— start —

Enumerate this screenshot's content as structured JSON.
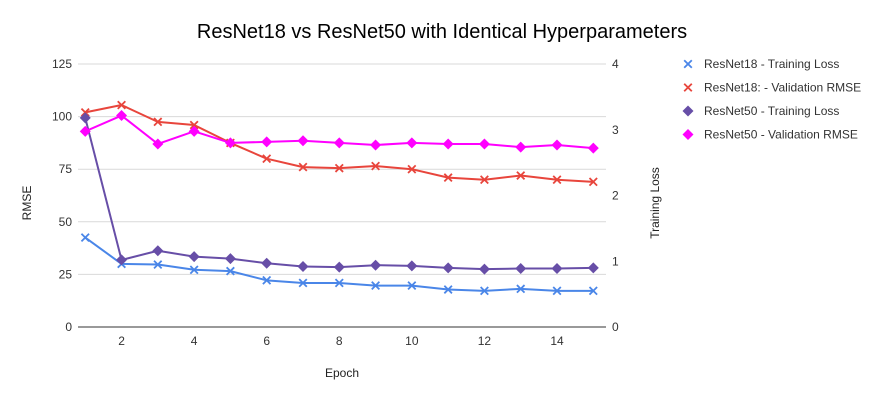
{
  "chart_data": {
    "type": "line",
    "title": "ResNet18 vs ResNet50 with Identical Hyperparameters",
    "xlabel": "Epoch",
    "ylabel": "RMSE",
    "ylabel_right": "Training Loss",
    "x": [
      1,
      2,
      3,
      4,
      5,
      6,
      7,
      8,
      9,
      10,
      11,
      12,
      13,
      14,
      15
    ],
    "xlim": [
      0.8,
      15.35
    ],
    "xticks": [
      2,
      4,
      6,
      8,
      10,
      12,
      14
    ],
    "ylim": [
      0,
      125
    ],
    "yticks": [
      0,
      25,
      50,
      75,
      100,
      125
    ],
    "ylim_right": [
      0,
      4
    ],
    "yticks_right": [
      0,
      1,
      2,
      3,
      4
    ],
    "grid": true,
    "legend_position": "right",
    "series": [
      {
        "name": "ResNet18 - Training Loss",
        "axis": "right",
        "marker": "x",
        "color": "#4a86e8",
        "values": [
          1.36,
          0.96,
          0.95,
          0.87,
          0.85,
          0.71,
          0.67,
          0.67,
          0.63,
          0.63,
          0.57,
          0.55,
          0.58,
          0.55,
          0.55
        ]
      },
      {
        "name": "ResNet18: - Validation RMSE",
        "axis": "left",
        "marker": "x",
        "color": "#e8453c",
        "values": [
          102,
          105.5,
          97.5,
          96,
          87.5,
          80,
          76,
          75.5,
          76.5,
          75,
          71,
          70,
          72,
          70,
          69
        ]
      },
      {
        "name": "ResNet50 - Training Loss",
        "axis": "right",
        "marker": "diamond",
        "color": "#674ea7",
        "values": [
          3.18,
          1.02,
          1.16,
          1.07,
          1.04,
          0.97,
          0.92,
          0.91,
          0.94,
          0.93,
          0.9,
          0.88,
          0.89,
          0.89,
          0.9
        ]
      },
      {
        "name": "ResNet50 - Validation RMSE",
        "axis": "left",
        "marker": "diamond",
        "color": "#ff00ff",
        "values": [
          93,
          100.5,
          87,
          93,
          87.5,
          88,
          88.5,
          87.5,
          86.5,
          87.5,
          87,
          87,
          85.5,
          86.5,
          85
        ]
      }
    ]
  }
}
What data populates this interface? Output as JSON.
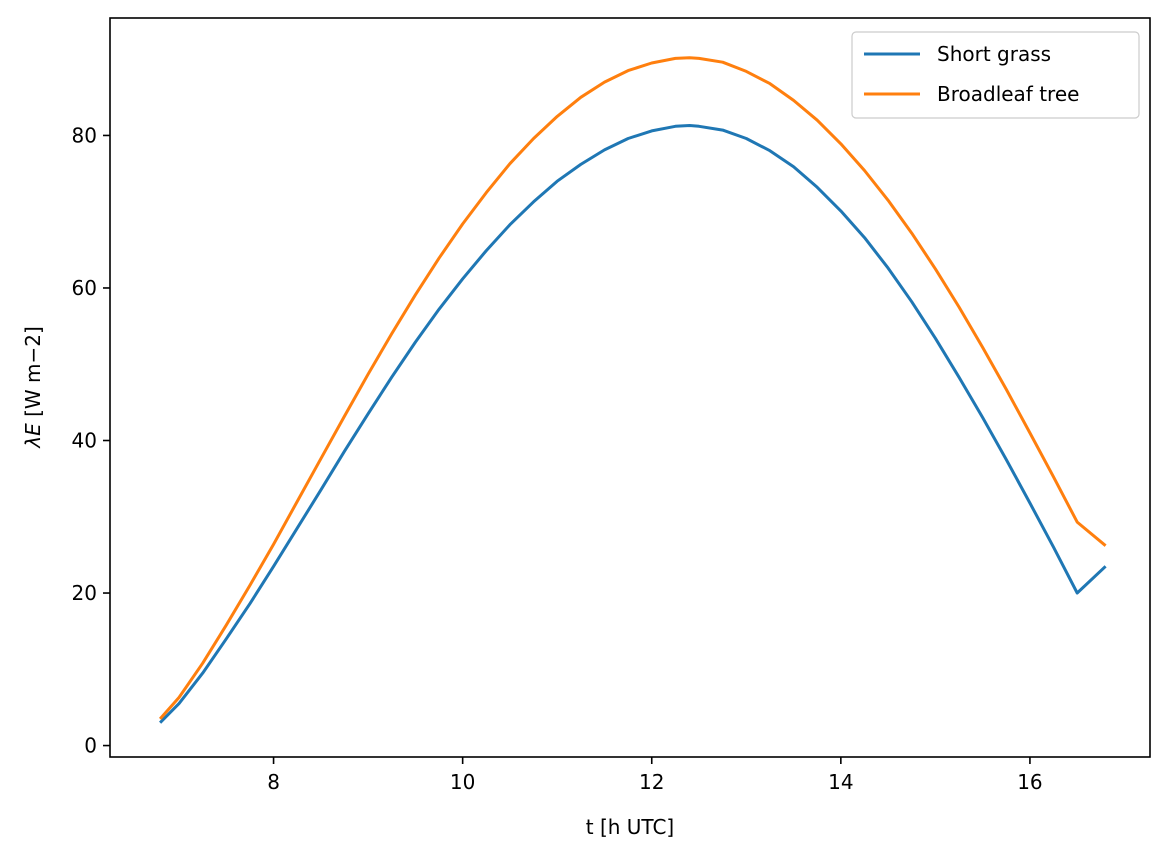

— end —

With the pictures omitted, reproduce the records in full and exactly.

RESPONSE TO THIS TASK –
Enumerate this screenshot's content as structured JSON.
{
  "chart_data": {
    "type": "line",
    "title": "ResNet18 vs ResNet50 with Identical Hyperparameters",
    "xlabel": "Epoch",
    "ylabel": "RMSE",
    "ylabel_right": "Training Loss",
    "x": [
      1,
      2,
      3,
      4,
      5,
      6,
      7,
      8,
      9,
      10,
      11,
      12,
      13,
      14,
      15
    ],
    "xlim": [
      0.8,
      15.35
    ],
    "xticks": [
      2,
      4,
      6,
      8,
      10,
      12,
      14
    ],
    "ylim": [
      0,
      125
    ],
    "yticks": [
      0,
      25,
      50,
      75,
      100,
      125
    ],
    "ylim_right": [
      0,
      4
    ],
    "yticks_right": [
      0,
      1,
      2,
      3,
      4
    ],
    "grid": true,
    "legend_position": "right",
    "series": [
      {
        "name": "ResNet18 - Training Loss",
        "axis": "right",
        "marker": "x",
        "color": "#4a86e8",
        "values": [
          1.36,
          0.96,
          0.95,
          0.87,
          0.85,
          0.71,
          0.67,
          0.67,
          0.63,
          0.63,
          0.57,
          0.55,
          0.58,
          0.55,
          0.55
        ]
      },
      {
        "name": "ResNet18: - Validation RMSE",
        "axis": "left",
        "marker": "x",
        "color": "#e8453c",
        "values": [
          102,
          105.5,
          97.5,
          96,
          87.5,
          80,
          76,
          75.5,
          76.5,
          75,
          71,
          70,
          72,
          70,
          69
        ]
      },
      {
        "name": "ResNet50 - Training Loss",
        "axis": "right",
        "marker": "diamond",
        "color": "#674ea7",
        "values": [
          3.18,
          1.02,
          1.16,
          1.07,
          1.04,
          0.97,
          0.92,
          0.91,
          0.94,
          0.93,
          0.9,
          0.88,
          0.89,
          0.89,
          0.9
        ]
      },
      {
        "name": "ResNet50 - Validation RMSE",
        "axis": "left",
        "marker": "diamond",
        "color": "#ff00ff",
        "values": [
          93,
          100.5,
          87,
          93,
          87.5,
          88,
          88.5,
          87.5,
          86.5,
          87.5,
          87,
          87,
          85.5,
          86.5,
          85
        ]
      }
    ]
  }
}
What data populates this interface? Output as JSON.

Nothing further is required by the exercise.